◆ **REQUEST**: Output all of the entries exactly as written.
— START OF EXTRACTED RECORDS —
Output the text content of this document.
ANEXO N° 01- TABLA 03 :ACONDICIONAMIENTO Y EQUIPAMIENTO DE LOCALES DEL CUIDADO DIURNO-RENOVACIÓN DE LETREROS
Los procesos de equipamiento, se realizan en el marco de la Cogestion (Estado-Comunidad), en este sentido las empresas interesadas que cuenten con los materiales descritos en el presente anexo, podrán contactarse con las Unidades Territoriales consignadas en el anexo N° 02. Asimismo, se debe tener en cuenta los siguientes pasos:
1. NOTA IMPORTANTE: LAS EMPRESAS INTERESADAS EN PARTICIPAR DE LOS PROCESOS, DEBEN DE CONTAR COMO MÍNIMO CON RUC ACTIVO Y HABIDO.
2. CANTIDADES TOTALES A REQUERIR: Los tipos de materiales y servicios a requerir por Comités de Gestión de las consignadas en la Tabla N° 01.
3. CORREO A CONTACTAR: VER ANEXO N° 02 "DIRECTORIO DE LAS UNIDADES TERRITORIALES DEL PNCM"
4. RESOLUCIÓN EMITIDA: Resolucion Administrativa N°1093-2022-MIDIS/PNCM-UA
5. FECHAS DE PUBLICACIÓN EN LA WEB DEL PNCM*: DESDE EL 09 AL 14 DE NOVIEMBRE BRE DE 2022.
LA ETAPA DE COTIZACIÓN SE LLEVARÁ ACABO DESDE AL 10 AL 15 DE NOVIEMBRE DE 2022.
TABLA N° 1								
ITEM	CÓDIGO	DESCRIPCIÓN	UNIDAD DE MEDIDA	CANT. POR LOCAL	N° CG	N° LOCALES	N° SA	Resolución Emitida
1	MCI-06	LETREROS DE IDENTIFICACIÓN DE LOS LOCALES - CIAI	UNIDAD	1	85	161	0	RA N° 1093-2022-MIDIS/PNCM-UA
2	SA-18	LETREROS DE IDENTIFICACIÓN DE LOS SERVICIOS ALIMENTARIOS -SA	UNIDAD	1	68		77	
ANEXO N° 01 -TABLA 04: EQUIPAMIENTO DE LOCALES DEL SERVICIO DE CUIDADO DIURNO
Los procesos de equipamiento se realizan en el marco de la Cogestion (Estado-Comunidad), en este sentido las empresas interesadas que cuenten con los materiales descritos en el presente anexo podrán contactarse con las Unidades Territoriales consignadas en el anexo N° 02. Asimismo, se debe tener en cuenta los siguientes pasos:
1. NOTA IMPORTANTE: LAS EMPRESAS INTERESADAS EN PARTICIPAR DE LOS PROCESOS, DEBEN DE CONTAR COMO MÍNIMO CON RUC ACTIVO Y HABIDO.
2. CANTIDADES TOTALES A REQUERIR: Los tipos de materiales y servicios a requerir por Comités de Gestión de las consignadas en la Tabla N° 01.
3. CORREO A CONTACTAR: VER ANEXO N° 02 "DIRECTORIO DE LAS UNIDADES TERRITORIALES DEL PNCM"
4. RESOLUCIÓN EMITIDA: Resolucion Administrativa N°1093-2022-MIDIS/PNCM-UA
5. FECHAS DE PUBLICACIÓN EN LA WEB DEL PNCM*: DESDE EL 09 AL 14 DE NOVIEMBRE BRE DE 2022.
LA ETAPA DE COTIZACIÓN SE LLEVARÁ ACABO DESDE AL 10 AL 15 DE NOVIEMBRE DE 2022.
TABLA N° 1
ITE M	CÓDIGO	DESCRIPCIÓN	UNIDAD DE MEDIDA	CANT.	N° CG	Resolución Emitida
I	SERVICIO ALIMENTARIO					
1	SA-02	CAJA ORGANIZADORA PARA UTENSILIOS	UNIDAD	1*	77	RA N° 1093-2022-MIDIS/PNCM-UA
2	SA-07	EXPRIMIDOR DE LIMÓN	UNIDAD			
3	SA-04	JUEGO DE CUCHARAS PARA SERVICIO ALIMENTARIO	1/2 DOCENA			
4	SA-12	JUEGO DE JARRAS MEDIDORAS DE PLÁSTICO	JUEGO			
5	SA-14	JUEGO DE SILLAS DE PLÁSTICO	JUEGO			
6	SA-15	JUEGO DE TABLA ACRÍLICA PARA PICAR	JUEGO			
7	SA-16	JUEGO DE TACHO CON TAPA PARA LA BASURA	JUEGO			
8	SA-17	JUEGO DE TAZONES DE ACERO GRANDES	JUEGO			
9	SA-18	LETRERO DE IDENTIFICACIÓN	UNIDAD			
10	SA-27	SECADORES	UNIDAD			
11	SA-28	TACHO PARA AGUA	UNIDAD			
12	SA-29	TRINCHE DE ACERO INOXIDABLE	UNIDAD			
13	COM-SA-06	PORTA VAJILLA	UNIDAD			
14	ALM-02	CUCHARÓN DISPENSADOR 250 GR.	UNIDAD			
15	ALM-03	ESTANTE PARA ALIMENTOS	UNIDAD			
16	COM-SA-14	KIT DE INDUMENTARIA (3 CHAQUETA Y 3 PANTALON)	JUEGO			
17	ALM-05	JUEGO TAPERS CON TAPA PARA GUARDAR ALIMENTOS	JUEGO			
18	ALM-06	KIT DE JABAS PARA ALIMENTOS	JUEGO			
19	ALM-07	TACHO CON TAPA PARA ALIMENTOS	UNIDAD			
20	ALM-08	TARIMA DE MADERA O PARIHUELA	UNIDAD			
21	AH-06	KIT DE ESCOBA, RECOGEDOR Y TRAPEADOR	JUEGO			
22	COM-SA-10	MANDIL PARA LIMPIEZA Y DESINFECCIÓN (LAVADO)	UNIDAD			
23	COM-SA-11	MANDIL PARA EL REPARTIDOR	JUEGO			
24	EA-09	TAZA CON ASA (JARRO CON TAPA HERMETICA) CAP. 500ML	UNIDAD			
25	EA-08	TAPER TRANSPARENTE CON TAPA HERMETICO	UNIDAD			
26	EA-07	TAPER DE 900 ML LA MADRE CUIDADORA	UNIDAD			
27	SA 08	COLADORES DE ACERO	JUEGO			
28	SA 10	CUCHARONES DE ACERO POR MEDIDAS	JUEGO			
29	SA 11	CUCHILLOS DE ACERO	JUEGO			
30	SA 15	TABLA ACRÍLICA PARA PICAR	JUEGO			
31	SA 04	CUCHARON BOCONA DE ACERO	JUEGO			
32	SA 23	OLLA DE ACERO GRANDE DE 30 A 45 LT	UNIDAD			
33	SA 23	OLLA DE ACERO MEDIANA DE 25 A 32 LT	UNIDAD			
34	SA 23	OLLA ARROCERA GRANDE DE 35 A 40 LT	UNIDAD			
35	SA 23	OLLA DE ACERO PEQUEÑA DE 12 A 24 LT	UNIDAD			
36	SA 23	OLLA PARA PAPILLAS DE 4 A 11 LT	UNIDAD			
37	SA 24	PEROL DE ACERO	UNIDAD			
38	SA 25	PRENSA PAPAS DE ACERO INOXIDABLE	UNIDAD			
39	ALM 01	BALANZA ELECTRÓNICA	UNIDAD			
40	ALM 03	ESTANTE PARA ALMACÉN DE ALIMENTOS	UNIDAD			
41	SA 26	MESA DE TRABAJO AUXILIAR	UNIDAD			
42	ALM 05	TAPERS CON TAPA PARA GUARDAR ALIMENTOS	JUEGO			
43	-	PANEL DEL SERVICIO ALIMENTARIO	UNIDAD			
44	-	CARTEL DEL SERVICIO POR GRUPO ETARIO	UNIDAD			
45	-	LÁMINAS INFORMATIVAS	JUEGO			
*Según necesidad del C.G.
— END OF EXTRACTED RECORDS —
◆ **CORRECT RESPONSE**:
Output the text content of this document.
ANEXO N° 01- TABLA 03 :ACONDICIONAMIENTO Y EQUIPAMIENTO DE LOCALES DEL CUIDADO DIURNO-RENOVACIÓN DE LETREROS
Los procesos de equipamiento, se realizan en el marco de la Cogestion (Estado-Comunidad), en este sentido las empresas interesadas que cuenten con los materiales descritos en el presente anexo, podrán contactarse con las Unidades Territoriales consignadas en el anexo N° 02. Asimismo, se debe tener en cuenta los siguientes pasos:
1. NOTA IMPORTANTE: LAS EMPRESAS INTERESADAS EN PARTICIPAR DE LOS PROCESOS, DEBEN DE CONTAR COMO MÍNIMO CON RUC ACTIVO Y HABIDO.
2. CANTIDADES TOTALES A REQUERIR: Los tipos de materiales y servicios a requerir por Comités de Gestión de las consignadas en la Tabla N° 01.
3. CORREO A CONTACTAR: VER ANEXO N° 02 "DIRECTORIO DE LAS UNIDADES TERRITORIALES DEL PNCM"
4. RESOLUCIÓN EMITIDA: Resolucion Administrativa N°1093-2022-MIDIS/PNCM-UA
5. FECHAS DE PUBLICACIÓN EN LA WEB DEL PNCM*: DESDE EL 09 AL 14 DE NOVIEMBRE BRE DE 2022.
LA ETAPA DE COTIZACIÓN SE LLEVARÁ ACABO DESDE AL 10 AL 15 DE NOVIEMBRE DE 2022.
TABLA N° 1								
ITEM	CÓDIGO	DESCRIPCIÓN	UNIDAD DE MEDIDA	CANT. POR LOCAL	N° CG	N° LOCALES	N° SA	Resolución Emitida
1	MCI-06	LETREROS DE IDENTIFICACIÓN DE LOS LOCALES - CIAI	UNIDAD	1	85	161	0	RA N° 1093-2022-MIDIS/PNCM-UA
2	SA-18	LETREROS DE IDENTIFICACIÓN DE LOS SERVICIOS ALIMENTARIOS -SA	UNIDAD	1	68		77	
ANEXO N° 01 -TABLA 04: EQUIPAMIENTO DE LOCALES DEL SERVICIO DE CUIDADO DIURNO
Los procesos de equipamiento se realizan en el marco de la Cogestion (Estado-Comunidad), en este sentido las empresas interesadas que cuenten con los materiales descritos en el presente anexo podrán contactarse con las Unidades Territoriales consignadas en el anexo N° 02. Asimismo, se debe tener en cuenta los siguientes pasos:
1. NOTA IMPORTANTE: LAS EMPRESAS INTERESADAS EN PARTICIPAR DE LOS PROCESOS, DEBEN DE CONTAR COMO MÍNIMO CON RUC ACTIVO Y HABIDO.
2. CANTIDADES TOTALES A REQUERIR: Los tipos de materiales y servicios a requerir por Comités de Gestión de las consignadas en la Tabla N° 01.
3. CORREO A CONTACTAR: VER ANEXO N° 02 "DIRECTORIO DE LAS UNIDADES TERRITORIALES DEL PNCM"
4. RESOLUCIÓN EMITIDA: Resolucion Administrativa N°1093-2022-MIDIS/PNCM-UA
5. FECHAS DE PUBLICACIÓN EN LA WEB DEL PNCM*: DESDE EL 09 AL 14 DE NOVIEMBRE BRE DE 2022.
LA ETAPA DE COTIZACIÓN SE LLEVARÁ ACABO DESDE AL 10 AL 15 DE NOVIEMBRE DE 2022.
TABLA N° 1
ITE M	CÓDIGO	DESCRIPCIÓN	UNIDAD DE MEDIDA	CANT.	N° CG	Resolución Emitida
I	SERVICIO ALIMENTARIO					
1	SA-02	CAJA ORGANIZADORA PARA UTENSILIOS	UNIDAD	1*	77	RA N° 1093-2022-MIDIS/PNCM-UA
2	SA-07	EXPRIMIDOR DE LIMÓN	UNIDAD			
3	SA-04	JUEGO DE CUCHARAS PARA SERVICIO ALIMENTARIO	1/2 DOCENA			
4	SA-12	JUEGO DE JARRAS MEDIDORAS DE PLÁSTICO	JUEGO			
5	SA-14	JUEGO DE SILLAS DE PLÁSTICO	JUEGO			
6	SA-15	JUEGO DE TABLA ACRÍLICA PARA PICAR	JUEGO			
7	SA-16	JUEGO DE TACHO CON TAPA PARA LA BASURA	JUEGO			
8	SA-17	JUEGO DE TAZONES DE ACERO GRANDES	JUEGO			
9	SA-18	LETRERO DE IDENTIFICACIÓN	UNIDAD			
10	SA-27	SECADORES	UNIDAD			
11	SA-28	TACHO PARA AGUA	UNIDAD			
12	SA-29	TRINCHE DE ACERO INOXIDABLE	UNIDAD			
13	COM-SA-06	PORTA VAJILLA	UNIDAD			
14	ALM-02	CUCHARÓN DISPENSADOR 250 GR.	UNIDAD			
15	ALM-03	ESTANTE PARA ALIMENTOS	UNIDAD			
16	COM-SA-14	KIT DE INDUMENTARIA (3 CHAQUETA Y 3 PANTALON)	JUEGO			
17	ALM-05	JUEGO TAPERS CON TAPA PARA GUARDAR ALIMENTOS	JUEGO			
18	ALM-06	KIT DE JABAS PARA ALIMENTOS	JUEGO			
19	ALM-07	TACHO CON TAPA PARA ALIMENTOS	UNIDAD			
20	ALM-08	TARIMA DE MADERA O PARIHUELA	UNIDAD			
21	AH-06	KIT DE ESCOBA, RECOGEDOR Y TRAPEADOR	JUEGO			
22	COM-SA-10	MANDIL PARA LIMPIEZA Y DESINFECCIÓN (LAVADO)	UNIDAD			
23	COM-SA-11	MANDIL PARA EL REPARTIDOR	JUEGO			
24	EA-09	TAZA CON ASA (JARRO CON TAPA HERMETICA) CAP. 500ML	UNIDAD			
25	EA-08	TAPER TRANSPARENTE CON TAPA HERMETICO	UNIDAD			
26	EA-07	TAPER DE 900 ML LA MADRE CUIDADORA	UNIDAD			
27	SA 08	COLADORES DE ACERO	JUEGO			
28	SA 10	CUCHARONES DE ACERO POR MEDIDAS	JUEGO			
29	SA 11	CUCHILLOS DE ACERO	JUEGO			
30	SA 15	TABLA ACRÍLICA PARA PICAR	JUEGO			
31	SA 04	CUCHARON BOCONA DE ACERO	JUEGO			
32	SA 23	OLLA DE ACERO GRANDE DE 30 A 45 LT	UNIDAD			
33	SA 23	OLLA DE ACERO MEDIANA DE 25 A 32 LT	UNIDAD			
34	SA 23	OLLA ARROCERA GRANDE DE 35 A 40 LT	UNIDAD			
35	SA 23	OLLA DE ACERO PEQUEÑA DE 12 A 24 LT	UNIDAD			
36	SA 23	OLLA PARA PAPILLAS DE 4 A 11 LT	UNIDAD			
37	SA 24	PEROL DE ACERO	UNIDAD			
38	SA 25	PRENSA PAPAS DE ACERO INOXIDABLE	UNIDAD			
39	ALM 01	BALANZA ELECTRÓNICA	UNIDAD			
40	ALM 03	ESTANTE PARA ALMACÉN DE ALIMENTOS	UNIDAD			
41	SA 26	MESA DE TRABAJO AUXILIAR	UNIDAD			
42	ALM 05	TAPERS CON TAPA PARA GUARDAR ALIMENTOS	JUEGO			
43	-	PANEL DEL SERVICIO ALIMENTARIO	UNIDAD			
44	-	CARTEL DEL SERVICIO POR GRUPO ETARIO	UNIDAD			
45	-	LÁMINAS INFORMATIVAS	JUEGO			
*Según necesidad del C.G.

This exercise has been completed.